**OBJECTIVE**
Search the material below for the string "text" and list each line that holds it.

[Extracted records]
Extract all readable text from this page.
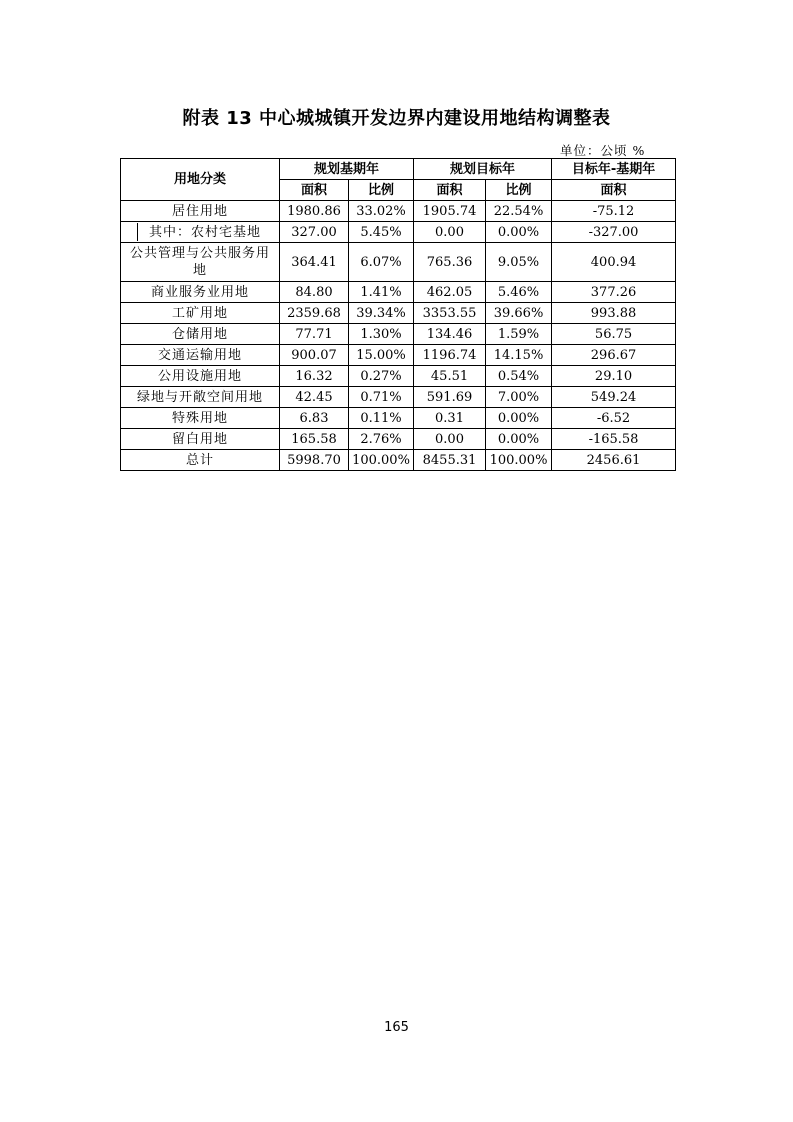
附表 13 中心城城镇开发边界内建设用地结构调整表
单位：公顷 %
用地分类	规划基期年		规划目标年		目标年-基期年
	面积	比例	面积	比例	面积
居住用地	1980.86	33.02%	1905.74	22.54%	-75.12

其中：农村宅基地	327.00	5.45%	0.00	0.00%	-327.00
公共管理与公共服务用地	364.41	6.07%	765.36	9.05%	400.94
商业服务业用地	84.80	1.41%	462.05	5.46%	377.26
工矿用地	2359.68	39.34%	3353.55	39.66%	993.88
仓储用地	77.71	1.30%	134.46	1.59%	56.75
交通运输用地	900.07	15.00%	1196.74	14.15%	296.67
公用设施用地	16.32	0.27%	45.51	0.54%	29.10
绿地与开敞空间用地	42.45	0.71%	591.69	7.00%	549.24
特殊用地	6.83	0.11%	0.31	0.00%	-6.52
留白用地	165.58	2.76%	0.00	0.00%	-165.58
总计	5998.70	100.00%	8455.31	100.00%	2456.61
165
* * *
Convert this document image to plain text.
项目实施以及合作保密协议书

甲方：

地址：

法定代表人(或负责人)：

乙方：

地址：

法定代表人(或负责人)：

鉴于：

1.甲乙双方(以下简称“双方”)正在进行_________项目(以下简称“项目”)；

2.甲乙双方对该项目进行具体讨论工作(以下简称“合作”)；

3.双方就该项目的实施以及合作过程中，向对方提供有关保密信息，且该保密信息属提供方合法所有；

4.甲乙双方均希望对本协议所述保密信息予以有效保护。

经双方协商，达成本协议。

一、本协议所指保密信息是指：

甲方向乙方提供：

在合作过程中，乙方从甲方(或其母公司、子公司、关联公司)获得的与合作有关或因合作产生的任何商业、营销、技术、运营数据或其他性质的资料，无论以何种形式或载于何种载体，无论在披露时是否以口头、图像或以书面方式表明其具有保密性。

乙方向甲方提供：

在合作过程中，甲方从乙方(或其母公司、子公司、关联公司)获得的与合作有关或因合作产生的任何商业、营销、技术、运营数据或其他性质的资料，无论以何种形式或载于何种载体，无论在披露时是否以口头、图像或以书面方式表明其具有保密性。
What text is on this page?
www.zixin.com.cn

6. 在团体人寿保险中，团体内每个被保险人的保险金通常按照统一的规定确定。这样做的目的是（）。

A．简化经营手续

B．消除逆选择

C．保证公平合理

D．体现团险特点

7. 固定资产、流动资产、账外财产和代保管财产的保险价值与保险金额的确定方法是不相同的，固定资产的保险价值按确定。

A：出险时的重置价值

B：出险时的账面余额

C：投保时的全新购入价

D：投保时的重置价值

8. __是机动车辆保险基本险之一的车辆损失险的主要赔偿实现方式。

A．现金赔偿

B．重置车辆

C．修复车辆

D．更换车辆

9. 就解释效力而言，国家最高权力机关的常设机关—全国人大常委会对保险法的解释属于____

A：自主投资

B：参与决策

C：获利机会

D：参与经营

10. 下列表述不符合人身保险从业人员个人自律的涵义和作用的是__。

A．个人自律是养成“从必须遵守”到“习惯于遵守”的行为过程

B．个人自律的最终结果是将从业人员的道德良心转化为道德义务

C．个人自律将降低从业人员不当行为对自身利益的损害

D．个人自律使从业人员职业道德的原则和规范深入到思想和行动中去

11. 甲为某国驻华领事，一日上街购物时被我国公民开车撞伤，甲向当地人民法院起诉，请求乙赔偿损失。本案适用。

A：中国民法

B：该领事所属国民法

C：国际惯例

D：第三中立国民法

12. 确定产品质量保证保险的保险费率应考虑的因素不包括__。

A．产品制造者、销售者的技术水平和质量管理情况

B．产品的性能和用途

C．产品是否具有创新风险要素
--
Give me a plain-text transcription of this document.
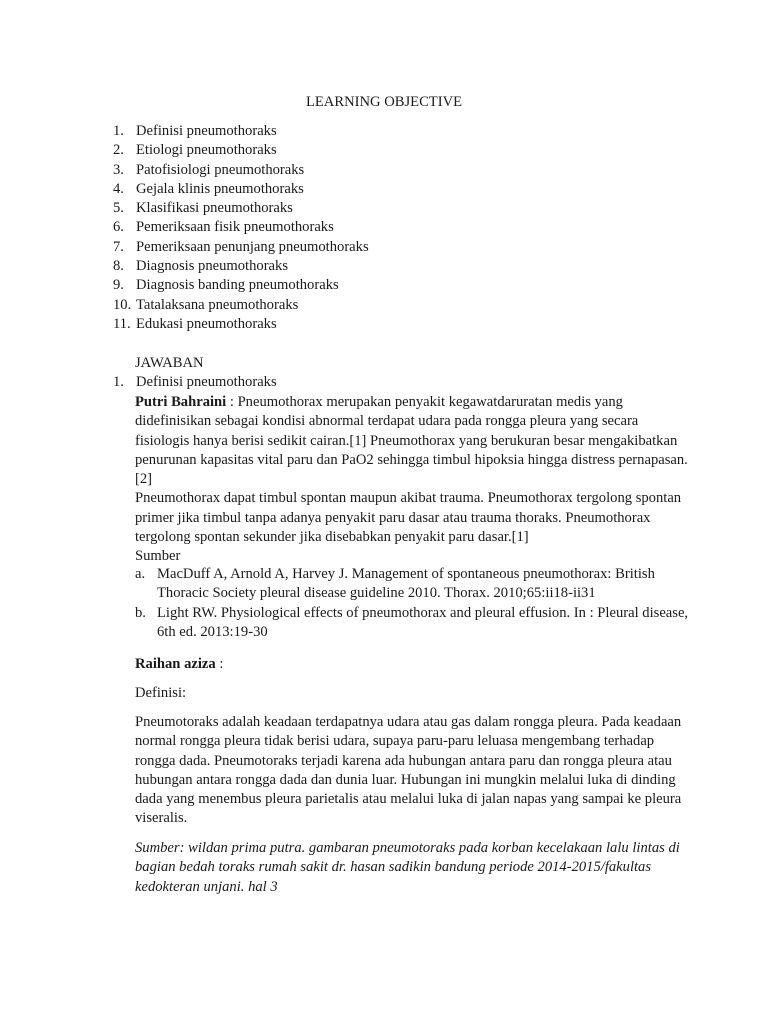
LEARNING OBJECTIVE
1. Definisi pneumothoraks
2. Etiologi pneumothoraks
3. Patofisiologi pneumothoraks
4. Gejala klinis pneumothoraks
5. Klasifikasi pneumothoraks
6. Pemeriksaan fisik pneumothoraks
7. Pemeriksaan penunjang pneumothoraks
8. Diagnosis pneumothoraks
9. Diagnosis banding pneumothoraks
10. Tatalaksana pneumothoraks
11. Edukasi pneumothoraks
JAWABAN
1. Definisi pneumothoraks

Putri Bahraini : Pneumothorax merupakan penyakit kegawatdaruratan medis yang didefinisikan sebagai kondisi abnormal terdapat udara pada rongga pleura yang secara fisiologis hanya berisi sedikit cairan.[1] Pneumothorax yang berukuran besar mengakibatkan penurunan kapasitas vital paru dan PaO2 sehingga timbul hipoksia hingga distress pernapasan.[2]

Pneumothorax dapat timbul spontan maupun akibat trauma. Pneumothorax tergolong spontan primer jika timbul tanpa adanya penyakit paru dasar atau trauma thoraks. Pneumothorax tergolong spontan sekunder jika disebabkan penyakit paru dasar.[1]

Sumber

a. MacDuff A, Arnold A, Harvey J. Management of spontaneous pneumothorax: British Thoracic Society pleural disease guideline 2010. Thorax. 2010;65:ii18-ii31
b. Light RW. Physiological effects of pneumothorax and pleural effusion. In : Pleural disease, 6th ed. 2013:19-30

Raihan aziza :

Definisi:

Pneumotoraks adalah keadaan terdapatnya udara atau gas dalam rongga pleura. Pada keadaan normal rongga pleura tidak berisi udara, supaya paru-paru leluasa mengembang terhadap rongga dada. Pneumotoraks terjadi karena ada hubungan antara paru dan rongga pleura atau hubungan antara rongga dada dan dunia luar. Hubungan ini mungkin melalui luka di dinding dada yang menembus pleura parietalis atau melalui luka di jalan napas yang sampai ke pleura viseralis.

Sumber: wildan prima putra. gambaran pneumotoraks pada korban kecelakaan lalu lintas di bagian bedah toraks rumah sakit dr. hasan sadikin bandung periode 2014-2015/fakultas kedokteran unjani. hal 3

**WRITTEN REPLY**
Extract all readable text from this page.
Convert this document image to plain text.
What text is on this page?
Give me a plain-text transcription of this document.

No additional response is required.